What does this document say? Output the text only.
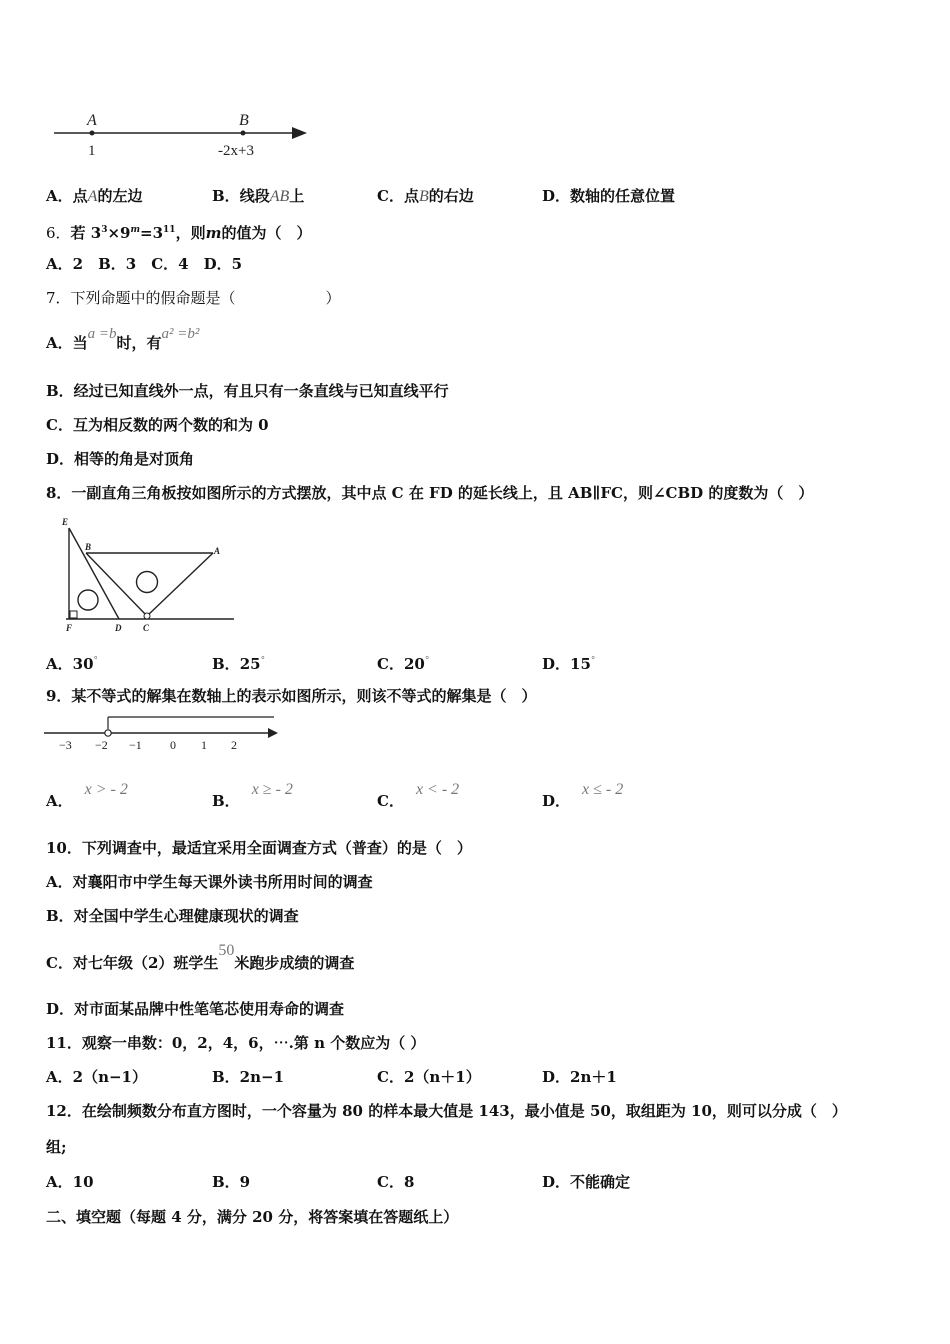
A	B
1	-2x+3
A．点A的左边	B．线段AB上	C．点B的右边	D．数轴的任意位置
6．若 $3^3\times 9^m=3^{11}$，则m的值为（　）
A．2　B．3　C．4　D．5
7．下列命题中的假命题是（　　　　　　）
A．当a =b时，有a² =b²
B．经过已知直线外一点，有且只有一条直线与已知直线平行
C．互为相反数的两个数的和为 0
D．相等的角是对顶角
8．一副直角三角板按如图所示的方式摆放，其中点 C 在 FD 的延长线上，且 AB∥FC，则∠CBD 的度数为（　）
E
B	A
F	D C
A．30°	B．25°	C．20°	D．15°
9．某不等式的解集在数轴上的表示如图所示，则该不等式的解集是（　）
−3 −2 −1 0 1 2
A．x > - 2
B．x ≥ - 2
C．x < - 2
D．x ≤ - 2
10．下列调查中，最适宜采用全面调查方式（普查）的是（　）
A．对襄阳市中学生每天课外读书所用时间的调查
B．对全国中学生心理健康现状的调查
C．对七年级（2）班学生50米跑步成绩的调查
D．对市面某品牌中性笔笔芯使用寿命的调查
11．观察一串数：0，2，4，6，⋯.第 n 个数应为（ ）
A．2（n−1）	B．2n−1	C．2（n＋1）	D．2n＋1
12．在绘制频数分布直方图时，一个容量为 80 的样本最大值是 143，最小值是 50，取组距为 10，则可以分成（　）
组;
A．10	B．9	C．8	D．不能确定
二、填空题（每题 4 分，满分 20 分，将答案填在答题纸上）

● ● ● ● ● ● ●

● Exercise description: Output the full set of records above without changing a word, and drop the images.

● Response below:
What does this document say? Output the text only.
A	B
1	-2x+3
A．点A的左边	B．线段AB上	C．点B的右边	D．数轴的任意位置
6．若 $3^3\times 9^m=3^{11}$，则m的值为（　）
A．2　B．3　C．4　D．5
7．下列命题中的假命题是（　　　　　　）
A．当a =b时，有a² =b²
B．经过已知直线外一点，有且只有一条直线与已知直线平行
C．互为相反数的两个数的和为 0
D．相等的角是对顶角
8．一副直角三角板按如图所示的方式摆放，其中点 C 在 FD 的延长线上，且 AB∥FC，则∠CBD 的度数为（　）
E
B	A
F	D C
A．30°	B．25°	C．20°	D．15°
9．某不等式的解集在数轴上的表示如图所示，则该不等式的解集是（　）
−3 −2 −1 0 1 2
A．x > - 2
B．x ≥ - 2
C．x < - 2
D．x ≤ - 2
10．下列调查中，最适宜采用全面调查方式（普查）的是（　）
A．对襄阳市中学生每天课外读书所用时间的调查
B．对全国中学生心理健康现状的调查
C．对七年级（2）班学生50米跑步成绩的调查
D．对市面某品牌中性笔笔芯使用寿命的调查
11．观察一串数：0，2，4，6，⋯.第 n 个数应为（ ）
A．2（n−1）	B．2n−1	C．2（n＋1）	D．2n＋1
12．在绘制频数分布直方图时，一个容量为 80 的样本最大值是 143，最小值是 50，取组距为 10，则可以分成（　）
组;
A．10	B．9	C．8	D．不能确定
二、填空题（每题 4 分，满分 20 分，将答案填在答题纸上）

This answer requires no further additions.